* [ZU ERLEDIGENDE SCHRITTE]
• 1. Beantworte zum Textauszug die folgenden Fragen:
(a) In welchem Gewässer wurden laut dem ersten Beitrag die Erfahrungen gesammelt?
(b) Bis zu welcher Größe brachten kleine Wobbler laut dem ersten Beitrag Barsche?
(c) Womit ist laut hechtomat77 das Wasser im Hausgewässer im Sommer voll?
• 2. Gib aus dem Textauszug wortgetreu alles wieder, von „Ja das ist vermutlich“ bis einschließlich „werden komplett ignoriert!“.

* [ZU LESENDER TEXTAUSZUG]
-*-*-

Genau so sieht es aus.

Die Frage des Threadersteller war ja, wie er an große Barsche kommt. Und meine Erfahrung im Rhein bei Köln habe ich ja geschildert. So etwa am Montagmorgen, da haben mir die 8, 9 und 12 cm langen Wobbler schöne 30+ Barsche gebracht. Kleine Wobber hingegen nur Barsche bis 20cm.

Wie so oft gilt: Er wird es ausprobieren und mit der Zeit ein Gefühl für seine Angelstellen bekommen müssen.


----------



## hechtomat77 (26. Juli 2012)

*AW: Barschanfänger benötigt Hilfe !*



Säp schrieb:


> Was natürlich auch unterschiedlich sein wird in jedem Gewässer, ich fange im Monent ganz klar besser mit 10cm Ködern, auf kleinere gibt's wirklich nur Zwerge...


 
Ja das ist vermutlich von Gewässer zu Gewässer verschieden. In meinem Hausgewässer fängst du im Sommer auf 10cm Köder keinen einzigen Barsch! Das Wasser ist voll mit der Brut von diesem Jahr. Die Barsche haben sich voll darauf eingeschossen. Grössere Sachen werden komplett ignoriert!

-*-*-

* [BEREITGESTELLTES MATERIAL]
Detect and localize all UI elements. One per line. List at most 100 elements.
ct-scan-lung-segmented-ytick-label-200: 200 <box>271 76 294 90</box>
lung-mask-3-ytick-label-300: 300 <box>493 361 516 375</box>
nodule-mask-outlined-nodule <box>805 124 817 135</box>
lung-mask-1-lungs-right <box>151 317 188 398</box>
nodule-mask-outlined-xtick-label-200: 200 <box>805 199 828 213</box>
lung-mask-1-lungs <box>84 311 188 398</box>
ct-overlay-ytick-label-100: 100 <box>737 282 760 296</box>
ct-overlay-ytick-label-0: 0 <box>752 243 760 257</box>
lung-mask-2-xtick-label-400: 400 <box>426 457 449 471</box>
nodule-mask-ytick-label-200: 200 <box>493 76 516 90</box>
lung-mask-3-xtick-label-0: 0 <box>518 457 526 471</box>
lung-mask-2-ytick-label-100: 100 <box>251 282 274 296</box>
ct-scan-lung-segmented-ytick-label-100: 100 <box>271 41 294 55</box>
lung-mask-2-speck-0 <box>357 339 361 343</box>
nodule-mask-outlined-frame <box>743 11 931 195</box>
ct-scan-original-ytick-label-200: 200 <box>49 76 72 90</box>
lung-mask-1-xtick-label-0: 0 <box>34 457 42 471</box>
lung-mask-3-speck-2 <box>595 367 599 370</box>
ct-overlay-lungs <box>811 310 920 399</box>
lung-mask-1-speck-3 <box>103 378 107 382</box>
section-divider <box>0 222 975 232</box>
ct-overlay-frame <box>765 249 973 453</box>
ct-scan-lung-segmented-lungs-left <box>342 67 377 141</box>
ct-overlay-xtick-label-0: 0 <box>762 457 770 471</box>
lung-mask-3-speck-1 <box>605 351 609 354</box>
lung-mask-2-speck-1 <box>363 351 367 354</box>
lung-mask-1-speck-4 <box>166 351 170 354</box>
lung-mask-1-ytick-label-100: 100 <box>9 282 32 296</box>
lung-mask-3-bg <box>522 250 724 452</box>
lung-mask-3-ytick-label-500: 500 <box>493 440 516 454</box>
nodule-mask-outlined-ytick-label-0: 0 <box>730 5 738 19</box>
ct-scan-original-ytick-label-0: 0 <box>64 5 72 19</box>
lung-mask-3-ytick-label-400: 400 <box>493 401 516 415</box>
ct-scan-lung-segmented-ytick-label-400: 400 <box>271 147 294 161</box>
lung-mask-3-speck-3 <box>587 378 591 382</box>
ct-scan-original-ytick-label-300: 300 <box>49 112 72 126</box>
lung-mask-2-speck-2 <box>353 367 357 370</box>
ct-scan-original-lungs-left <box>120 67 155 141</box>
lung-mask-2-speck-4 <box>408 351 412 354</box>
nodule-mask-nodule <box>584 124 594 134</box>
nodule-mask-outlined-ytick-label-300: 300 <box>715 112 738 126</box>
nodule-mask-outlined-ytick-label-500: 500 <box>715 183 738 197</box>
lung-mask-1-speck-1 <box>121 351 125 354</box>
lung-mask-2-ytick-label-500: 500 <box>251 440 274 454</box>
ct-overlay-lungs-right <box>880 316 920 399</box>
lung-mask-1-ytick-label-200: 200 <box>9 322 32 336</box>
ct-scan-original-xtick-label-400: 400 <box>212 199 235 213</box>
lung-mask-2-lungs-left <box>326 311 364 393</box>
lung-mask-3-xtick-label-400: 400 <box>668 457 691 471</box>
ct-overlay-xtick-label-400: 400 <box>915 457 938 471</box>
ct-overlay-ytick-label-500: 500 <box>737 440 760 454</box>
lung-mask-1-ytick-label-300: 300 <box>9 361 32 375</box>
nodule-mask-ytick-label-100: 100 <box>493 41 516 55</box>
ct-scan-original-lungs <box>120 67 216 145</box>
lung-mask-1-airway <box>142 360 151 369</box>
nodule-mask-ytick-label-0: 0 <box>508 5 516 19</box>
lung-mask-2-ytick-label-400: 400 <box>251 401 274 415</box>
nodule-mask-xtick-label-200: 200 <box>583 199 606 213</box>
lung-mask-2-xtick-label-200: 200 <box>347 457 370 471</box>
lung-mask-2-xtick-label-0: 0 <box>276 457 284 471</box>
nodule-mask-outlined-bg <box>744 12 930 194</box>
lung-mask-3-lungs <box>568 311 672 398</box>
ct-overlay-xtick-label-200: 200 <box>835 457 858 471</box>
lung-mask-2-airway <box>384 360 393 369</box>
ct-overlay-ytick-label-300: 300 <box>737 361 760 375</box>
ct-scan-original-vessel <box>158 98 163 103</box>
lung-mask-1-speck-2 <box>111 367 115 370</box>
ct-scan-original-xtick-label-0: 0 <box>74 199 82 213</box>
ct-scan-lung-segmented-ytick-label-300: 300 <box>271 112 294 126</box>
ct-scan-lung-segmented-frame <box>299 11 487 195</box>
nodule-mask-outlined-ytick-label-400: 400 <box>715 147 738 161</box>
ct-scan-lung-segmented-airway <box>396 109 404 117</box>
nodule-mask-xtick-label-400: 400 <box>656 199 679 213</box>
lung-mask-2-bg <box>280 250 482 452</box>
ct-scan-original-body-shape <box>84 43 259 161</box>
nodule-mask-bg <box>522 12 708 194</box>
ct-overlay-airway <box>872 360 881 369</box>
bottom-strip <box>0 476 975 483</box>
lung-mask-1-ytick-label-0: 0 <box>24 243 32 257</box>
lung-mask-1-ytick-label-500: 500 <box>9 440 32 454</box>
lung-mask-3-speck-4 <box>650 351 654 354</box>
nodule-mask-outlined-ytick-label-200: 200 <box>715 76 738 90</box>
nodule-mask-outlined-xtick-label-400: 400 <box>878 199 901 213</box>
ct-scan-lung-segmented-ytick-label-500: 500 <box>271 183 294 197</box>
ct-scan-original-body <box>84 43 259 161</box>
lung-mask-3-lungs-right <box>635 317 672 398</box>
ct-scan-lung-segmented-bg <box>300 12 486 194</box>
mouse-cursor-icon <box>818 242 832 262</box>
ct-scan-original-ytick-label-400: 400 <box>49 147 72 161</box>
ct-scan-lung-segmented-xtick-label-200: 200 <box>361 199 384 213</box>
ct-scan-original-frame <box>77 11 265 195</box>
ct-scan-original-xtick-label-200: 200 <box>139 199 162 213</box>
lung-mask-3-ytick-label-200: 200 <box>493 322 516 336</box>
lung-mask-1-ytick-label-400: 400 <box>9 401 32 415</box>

-*-*-

* [ERWARTETE ERGEBNISSE]
• 1.
(a) Im Rhein bei Köln.
(b) Bis 20 cm.
(c) Mit der Brut von diesem Jahr.

• 2.
Ja das ist vermutlich von Gewässer zu Gewässer verschieden. In meinem Hausgewässer fängst du im Sommer auf 10cm Köder keinen einzigen Barsch! Das Wasser ist voll mit der Brut von diesem Jahr. Die Barsche haben sich voll darauf eingeschossen. Grössere Sachen werden komplett ignoriert!